INSTRUCTION: Send back all the data below, exactly as given.

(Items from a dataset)

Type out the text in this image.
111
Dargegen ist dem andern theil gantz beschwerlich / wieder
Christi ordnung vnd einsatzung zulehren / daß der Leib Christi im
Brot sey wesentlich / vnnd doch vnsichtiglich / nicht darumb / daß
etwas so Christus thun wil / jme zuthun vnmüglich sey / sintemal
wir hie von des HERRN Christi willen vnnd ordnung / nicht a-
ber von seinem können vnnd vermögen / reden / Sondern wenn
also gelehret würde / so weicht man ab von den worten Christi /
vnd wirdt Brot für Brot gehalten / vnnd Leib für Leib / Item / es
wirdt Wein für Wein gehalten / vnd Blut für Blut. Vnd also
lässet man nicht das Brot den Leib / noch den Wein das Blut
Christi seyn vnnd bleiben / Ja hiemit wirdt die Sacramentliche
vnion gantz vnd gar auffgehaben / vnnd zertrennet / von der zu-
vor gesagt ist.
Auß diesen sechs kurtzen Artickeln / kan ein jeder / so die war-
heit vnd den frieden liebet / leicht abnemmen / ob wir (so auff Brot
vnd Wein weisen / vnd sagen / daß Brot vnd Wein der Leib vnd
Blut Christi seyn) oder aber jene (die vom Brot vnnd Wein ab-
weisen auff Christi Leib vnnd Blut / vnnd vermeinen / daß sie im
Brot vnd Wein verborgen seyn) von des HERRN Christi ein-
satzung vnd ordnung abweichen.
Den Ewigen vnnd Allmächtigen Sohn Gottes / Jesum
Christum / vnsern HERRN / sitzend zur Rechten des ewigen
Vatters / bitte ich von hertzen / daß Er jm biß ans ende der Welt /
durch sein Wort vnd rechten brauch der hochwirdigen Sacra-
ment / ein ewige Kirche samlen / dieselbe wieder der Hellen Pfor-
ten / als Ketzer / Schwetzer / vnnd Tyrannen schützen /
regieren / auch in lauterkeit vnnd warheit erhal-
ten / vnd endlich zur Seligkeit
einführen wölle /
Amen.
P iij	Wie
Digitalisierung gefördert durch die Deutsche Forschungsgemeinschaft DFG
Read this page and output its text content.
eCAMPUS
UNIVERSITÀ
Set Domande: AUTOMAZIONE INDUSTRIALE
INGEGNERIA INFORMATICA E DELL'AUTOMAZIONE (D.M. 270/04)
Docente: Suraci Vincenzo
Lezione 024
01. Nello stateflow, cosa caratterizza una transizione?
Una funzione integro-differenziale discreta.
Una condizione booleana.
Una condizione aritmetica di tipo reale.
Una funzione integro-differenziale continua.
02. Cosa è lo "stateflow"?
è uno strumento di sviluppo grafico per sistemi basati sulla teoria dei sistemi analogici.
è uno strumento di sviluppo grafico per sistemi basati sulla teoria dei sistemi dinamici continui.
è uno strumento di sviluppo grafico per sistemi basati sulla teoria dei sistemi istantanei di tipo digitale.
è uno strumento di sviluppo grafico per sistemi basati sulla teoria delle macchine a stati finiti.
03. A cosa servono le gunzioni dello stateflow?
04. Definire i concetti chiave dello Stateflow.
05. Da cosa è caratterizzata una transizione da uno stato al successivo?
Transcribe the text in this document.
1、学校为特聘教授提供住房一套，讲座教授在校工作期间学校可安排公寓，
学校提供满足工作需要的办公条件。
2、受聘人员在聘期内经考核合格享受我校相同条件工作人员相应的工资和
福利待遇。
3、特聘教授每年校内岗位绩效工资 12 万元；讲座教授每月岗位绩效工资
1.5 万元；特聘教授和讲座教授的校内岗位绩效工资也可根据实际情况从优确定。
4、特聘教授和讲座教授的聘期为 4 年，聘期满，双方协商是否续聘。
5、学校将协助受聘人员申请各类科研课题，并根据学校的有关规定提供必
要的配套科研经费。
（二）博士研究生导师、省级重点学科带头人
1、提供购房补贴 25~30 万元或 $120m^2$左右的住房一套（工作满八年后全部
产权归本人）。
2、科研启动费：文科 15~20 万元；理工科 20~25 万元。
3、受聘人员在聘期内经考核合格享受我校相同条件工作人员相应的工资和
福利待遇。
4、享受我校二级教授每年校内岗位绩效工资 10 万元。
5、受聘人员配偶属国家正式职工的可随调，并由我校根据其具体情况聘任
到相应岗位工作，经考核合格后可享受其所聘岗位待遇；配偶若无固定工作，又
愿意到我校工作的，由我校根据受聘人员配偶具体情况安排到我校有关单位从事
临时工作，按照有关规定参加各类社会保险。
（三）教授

WRITTEN ANSWER:
Type out the text in this image.
111
Dargegen ist dem andern theil gantz beschwerlich / wieder
Christi ordnung vnd einsatzung zulehren / daß der Leib Christi im
Brot sey wesentlich / vnnd doch vnsichtiglich / nicht darumb / daß
etwas so Christus thun wil / jme zuthun vnmüglich sey / sintemal
wir hie von des HERRN Christi willen vnnd ordnung / nicht a-
ber von seinem können vnnd vermögen / reden / Sondern wenn
also gelehret würde / so weicht man ab von den worten Christi /
vnd wirdt Brot für Brot gehalten / vnnd Leib für Leib / Item / es
wirdt Wein für Wein gehalten / vnd Blut für Blut. Vnd also
lässet man nicht das Brot den Leib / noch den Wein das Blut
Christi seyn vnnd bleiben / Ja hiemit wirdt die Sacramentliche
vnion gantz vnd gar auffgehaben / vnnd zertrennet / von der zu-
vor gesagt ist.
Auß diesen sechs kurtzen Artickeln / kan ein jeder / so die war-
heit vnd den frieden liebet / leicht abnemmen / ob wir (so auff Brot
vnd Wein weisen / vnd sagen / daß Brot vnd Wein der Leib vnd
Blut Christi seyn) oder aber jene (die vom Brot vnnd Wein ab-
weisen auff Christi Leib vnnd Blut / vnnd vermeinen / daß sie im
Brot vnd Wein verborgen seyn) von des HERRN Christi ein-
satzung vnd ordnung abweichen.
Den Ewigen vnnd Allmächtigen Sohn Gottes / Jesum
Christum / vnsern HERRN / sitzend zur Rechten des ewigen
Vatters / bitte ich von hertzen / daß Er jm biß ans ende der Welt /
durch sein Wort vnd rechten brauch der hochwirdigen Sacra-
ment / ein ewige Kirche samlen / dieselbe wieder der Hellen Pfor-
ten / als Ketzer / Schwetzer / vnnd Tyrannen schützen /
regieren / auch in lauterkeit vnnd warheit erhal-
ten / vnd endlich zur Seligkeit
einführen wölle /
Amen.
P iij	Wie
Digitalisierung gefördert durch die Deutsche Forschungsgemeinschaft DFG
Read this page and output its text content.
eCAMPUS
UNIVERSITÀ
Set Domande: AUTOMAZIONE INDUSTRIALE
INGEGNERIA INFORMATICA E DELL'AUTOMAZIONE (D.M. 270/04)
Docente: Suraci Vincenzo
Lezione 024
01. Nello stateflow, cosa caratterizza una transizione?
Una funzione integro-differenziale discreta.
Una condizione booleana.
Una condizione aritmetica di tipo reale.
Una funzione integro-differenziale continua.
02. Cosa è lo "stateflow"?
è uno strumento di sviluppo grafico per sistemi basati sulla teoria dei sistemi analogici.
è uno strumento di sviluppo grafico per sistemi basati sulla teoria dei sistemi dinamici continui.
è uno strumento di sviluppo grafico per sistemi basati sulla teoria dei sistemi istantanei di tipo digitale.
è uno strumento di sviluppo grafico per sistemi basati sulla teoria delle macchine a stati finiti.
03. A cosa servono le gunzioni dello stateflow?
04. Definire i concetti chiave dello Stateflow.
05. Da cosa è caratterizzata una transizione da uno stato al successivo?
Transcribe the text in this document.
1、学校为特聘教授提供住房一套，讲座教授在校工作期间学校可安排公寓，
学校提供满足工作需要的办公条件。
2、受聘人员在聘期内经考核合格享受我校相同条件工作人员相应的工资和
福利待遇。
3、特聘教授每年校内岗位绩效工资 12 万元；讲座教授每月岗位绩效工资
1.5 万元；特聘教授和讲座教授的校内岗位绩效工资也可根据实际情况从优确定。
4、特聘教授和讲座教授的聘期为 4 年，聘期满，双方协商是否续聘。
5、学校将协助受聘人员申请各类科研课题，并根据学校的有关规定提供必
要的配套科研经费。
（二）博士研究生导师、省级重点学科带头人
1、提供购房补贴 25~30 万元或 $120m^2$左右的住房一套（工作满八年后全部
产权归本人）。
2、科研启动费：文科 15~20 万元；理工科 20~25 万元。
3、受聘人员在聘期内经考核合格享受我校相同条件工作人员相应的工资和
福利待遇。
4、享受我校二级教授每年校内岗位绩效工资 10 万元。
5、受聘人员配偶属国家正式职工的可随调，并由我校根据其具体情况聘任
到相应岗位工作，经考核合格后可享受其所聘岗位待遇；配偶若无固定工作，又
愿意到我校工作的，由我校根据受聘人员配偶具体情况安排到我校有关单位从事
临时工作，按照有关规定参加各类社会保险。
（三）教授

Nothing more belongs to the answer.